Exercise task: Only lines with the string "JSON" matter here; gather them from the material below.

┌──

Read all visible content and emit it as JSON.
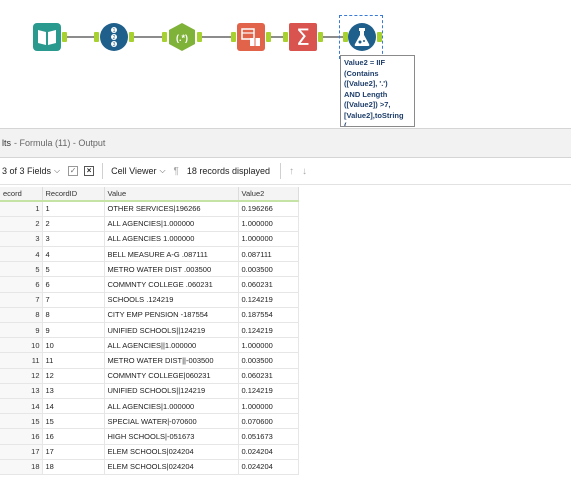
{
  "canvas": {
    "tools": [
      {
        "name": "input-data-tool",
        "icon": "book-icon",
        "color": "#2b9a8e"
      },
      {
        "name": "record-id-tool",
        "icon": "numbered-list-icon",
        "color": "#1f5f8b"
      },
      {
        "name": "regex-tool",
        "icon": "regex-icon",
        "color": "#7fb238"
      },
      {
        "name": "text-to-columns-tool",
        "icon": "table-icon",
        "color": "#e0634a"
      },
      {
        "name": "summarize-tool",
        "icon": "sigma-icon",
        "color": "#d9534f"
      },
      {
        "name": "formula-tool",
        "icon": "flask-icon",
        "color": "#1f5f8b"
      }
    ],
    "annotation": "Value2 = IIF\n(Contains\n([Value2], '.')\nAND Length\n([Value2]) >7,\n[Value2],toString\n("
  },
  "results": {
    "title": "lts",
    "subtitle": "- Formula (11) - Output",
    "toolbar": {
      "fields_label": "3 of 3 Fields",
      "cell_viewer_label": "Cell Viewer",
      "records_label": "18 records displayed"
    },
    "columns": [
      "ecord",
      "RecordID",
      "Value",
      "Value2"
    ],
    "rows": [
      [
        "1",
        "1",
        "OTHER SERVICES|196266",
        "0.196266"
      ],
      [
        "2",
        "2",
        "ALL AGENCIES|1.000000",
        "1.000000"
      ],
      [
        "3",
        "3",
        "ALL AGENCIES 1.000000",
        "1.000000"
      ],
      [
        "4",
        "4",
        "BELL MEASURE A-G .087111",
        "0.087111"
      ],
      [
        "5",
        "5",
        "METRO WATER DIST .003500",
        "0.003500"
      ],
      [
        "6",
        "6",
        "COMMNTY COLLEGE .060231",
        "0.060231"
      ],
      [
        "7",
        "7",
        "SCHOOLS .124219",
        "0.124219"
      ],
      [
        "8",
        "8",
        "CITY EMP PENSION -187554",
        "0.187554"
      ],
      [
        "9",
        "9",
        "UNIFIED SCHOOLS||124219",
        "0.124219"
      ],
      [
        "10",
        "10",
        "ALL AGENCIES||1.000000",
        "1.000000"
      ],
      [
        "11",
        "11",
        "METRO WATER DIST||-003500",
        "0.003500"
      ],
      [
        "12",
        "12",
        "COMMNTY COLLEGE|060231",
        "0.060231"
      ],
      [
        "13",
        "13",
        "UNIFIED SCHOOLS||124219",
        "0.124219"
      ],
      [
        "14",
        "14",
        "ALL AGENCIES|1.000000",
        "1.000000"
      ],
      [
        "15",
        "15",
        "SPECIAL WATER|-070600",
        "0.070600"
      ],
      [
        "16",
        "16",
        "HIGH SCHOOLS|-051673",
        "0.051673"
      ],
      [
        "17",
        "17",
        "ELEM SCHOOLS|024204",
        "0.024204"
      ],
      [
        "18",
        "18",
        "ELEM SCHOOLS|024204",
        "0.024204"
      ]
    ]
  }
}
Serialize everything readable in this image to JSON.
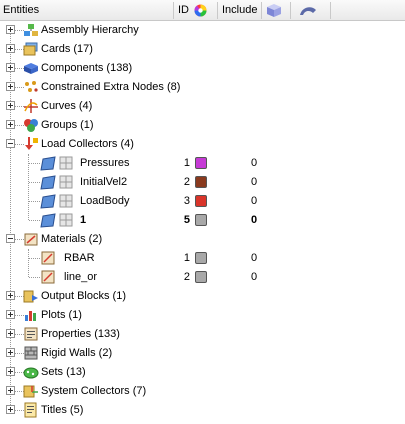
{
  "header": {
    "entities_label": "Entities",
    "id_label": "ID",
    "include_label": "Include",
    "color_icon": "color-wheel-icon",
    "cube_icon": "cube-icon",
    "display_icon": "display-toggle-icon"
  },
  "tree": {
    "assembly_hierarchy": "Assembly Hierarchy",
    "cards": "Cards (17)",
    "components": "Components (138)",
    "constrained_extra_nodes": "Constrained Extra Nodes (8)",
    "curves": "Curves (4)",
    "groups": "Groups (1)",
    "load_collectors": "Load Collectors (4)",
    "load_collector_items": [
      {
        "name": "Pressures",
        "id": "1",
        "include": "0",
        "color": "#c63bd6",
        "bold": false
      },
      {
        "name": "InitialVel2",
        "id": "2",
        "include": "0",
        "color": "#8a3a1e",
        "bold": false
      },
      {
        "name": "LoadBody",
        "id": "3",
        "include": "0",
        "color": "#d9342a",
        "bold": false
      },
      {
        "name": "1",
        "id": "5",
        "include": "0",
        "color": "#a8a8a8",
        "bold": true
      }
    ],
    "materials": "Materials (2)",
    "material_items": [
      {
        "name": "RBAR",
        "id": "1",
        "include": "0",
        "color": "#a8a8a8"
      },
      {
        "name": "line_or",
        "id": "2",
        "include": "0",
        "color": "#a8a8a8"
      }
    ],
    "output_blocks": "Output Blocks (1)",
    "plots": "Plots (1)",
    "properties": "Properties (133)",
    "rigid_walls": "Rigid Walls (2)",
    "sets": "Sets (13)",
    "system_collectors": "System Collectors (7)",
    "titles": "Titles (5)"
  }
}
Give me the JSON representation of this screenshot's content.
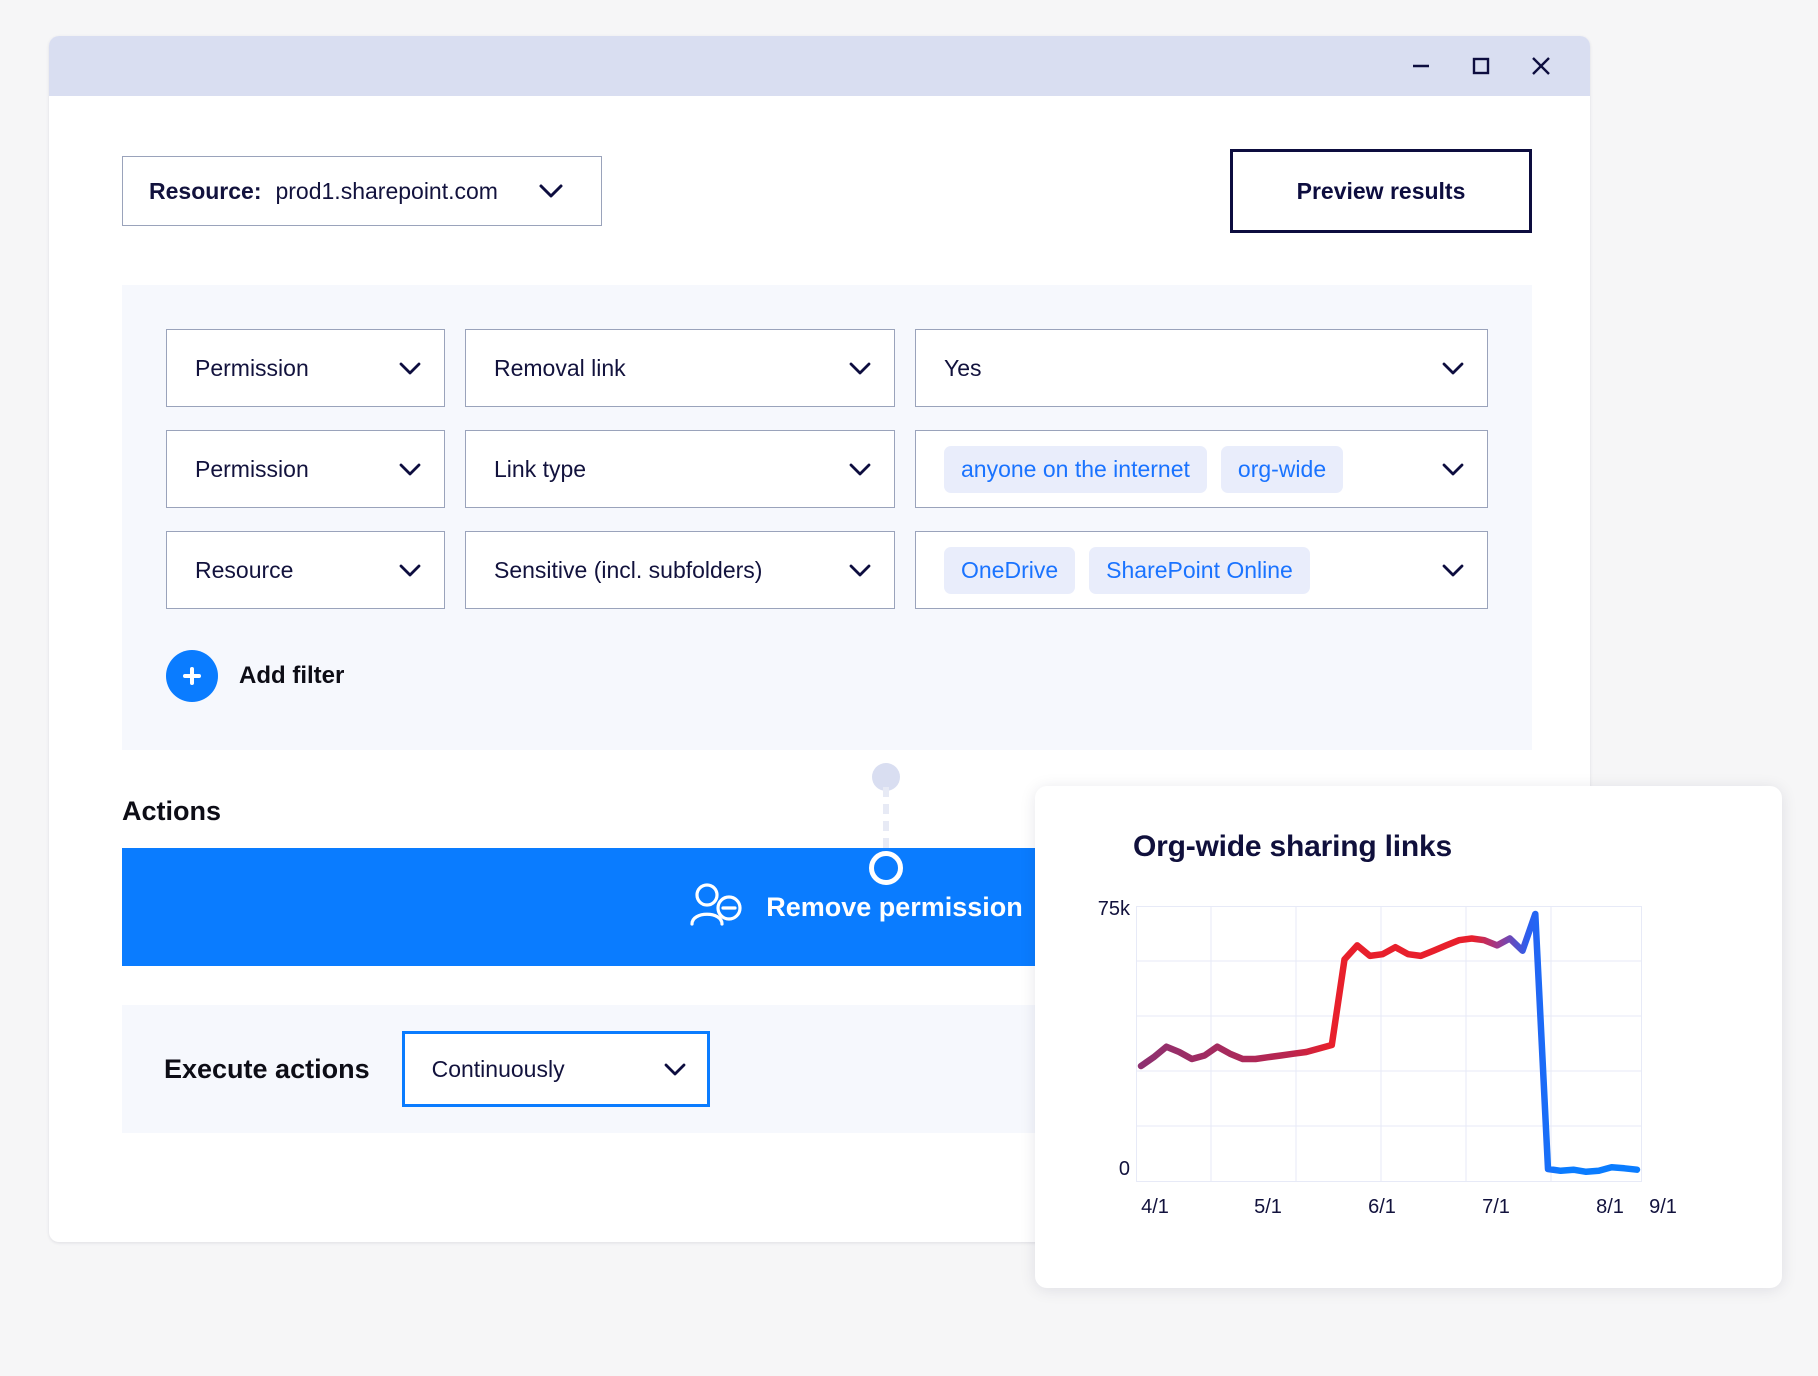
{
  "window": {
    "controls": [
      {
        "name": "minimize",
        "icon": "minimize-icon"
      },
      {
        "name": "maximize",
        "icon": "maximize-icon"
      },
      {
        "name": "close",
        "icon": "close-icon"
      }
    ]
  },
  "toolbar": {
    "resource_label": "Resource:",
    "resource_value": "prod1.sharepoint.com",
    "resource_chevron": "chevron-down-icon",
    "preview_button": "Preview results"
  },
  "filters": {
    "rows": [
      {
        "field": "Permission",
        "attribute": "Removal link",
        "value_text": "Yes",
        "value_tags": []
      },
      {
        "field": "Permission",
        "attribute": "Link type",
        "value_text": "",
        "value_tags": [
          "anyone on the internet",
          "org-wide"
        ]
      },
      {
        "field": "Resource",
        "attribute": "Sensitive (incl. subfolders)",
        "value_text": "",
        "value_tags": [
          "OneDrive",
          "SharePoint Online"
        ]
      }
    ],
    "add_filter_label": "Add filter",
    "add_filter_icon": "plus-icon"
  },
  "actions": {
    "section_title": "Actions",
    "action_label": "Remove permission",
    "action_icon": "user-minus-icon",
    "execute_label": "Execute actions",
    "execute_value": "Continuously"
  },
  "colors": {
    "accent_blue": "#0a7cff",
    "tag_blue": "#1a73ff",
    "tag_bg": "#e9edfb",
    "navy": "#0d0d3f",
    "panel_bg": "#f6f8fd",
    "titlebar_bg": "#d9def1",
    "line_start": "#8e3170",
    "line_mid": "#e8202c",
    "line_end": "#0a7cff"
  },
  "chart_data": {
    "type": "line",
    "title": "Org-wide sharing links",
    "xlabel": "",
    "ylabel": "",
    "ylim": [
      0,
      75000
    ],
    "y_ticks": [
      "0",
      "75k"
    ],
    "x_ticks": [
      "4/1",
      "5/1",
      "6/1",
      "7/1",
      "8/1",
      "9/1"
    ],
    "grid": true,
    "legend": "none",
    "series": [
      {
        "name": "Org-wide sharing links",
        "gradient": [
          "#8e3170",
          "#e8202c",
          "#0a7cff"
        ],
        "x": [
          "4/1",
          "4/4",
          "4/8",
          "4/12",
          "4/16",
          "4/20",
          "4/24",
          "4/28",
          "5/2",
          "5/6",
          "5/10",
          "5/14",
          "5/18",
          "5/22",
          "5/26",
          "5/30",
          "6/3",
          "6/7",
          "6/11",
          "6/15",
          "6/19",
          "6/23",
          "6/27",
          "7/1",
          "7/5",
          "7/9",
          "7/13",
          "7/17",
          "7/21",
          "7/25",
          "7/29",
          "8/2",
          "8/6",
          "8/10",
          "8/14",
          "8/18",
          "8/22",
          "8/26",
          "8/30",
          "9/1"
        ],
        "values": [
          31500,
          34000,
          37000,
          35500,
          33500,
          34500,
          37000,
          35000,
          33500,
          33500,
          34000,
          34500,
          35000,
          35500,
          36500,
          37500,
          62000,
          66000,
          63000,
          63500,
          65500,
          63500,
          63000,
          64500,
          66000,
          67500,
          68000,
          67500,
          66000,
          68000,
          64500,
          75000,
          2000,
          1500,
          1800,
          1200,
          1500,
          2500,
          2200,
          1800
        ]
      }
    ]
  }
}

└──

Output of the exercise:
Read all visible content and emit it as JSON.
Serialize everything readable in this image to JSON.
Give me the JSON representation of this screenshot's content.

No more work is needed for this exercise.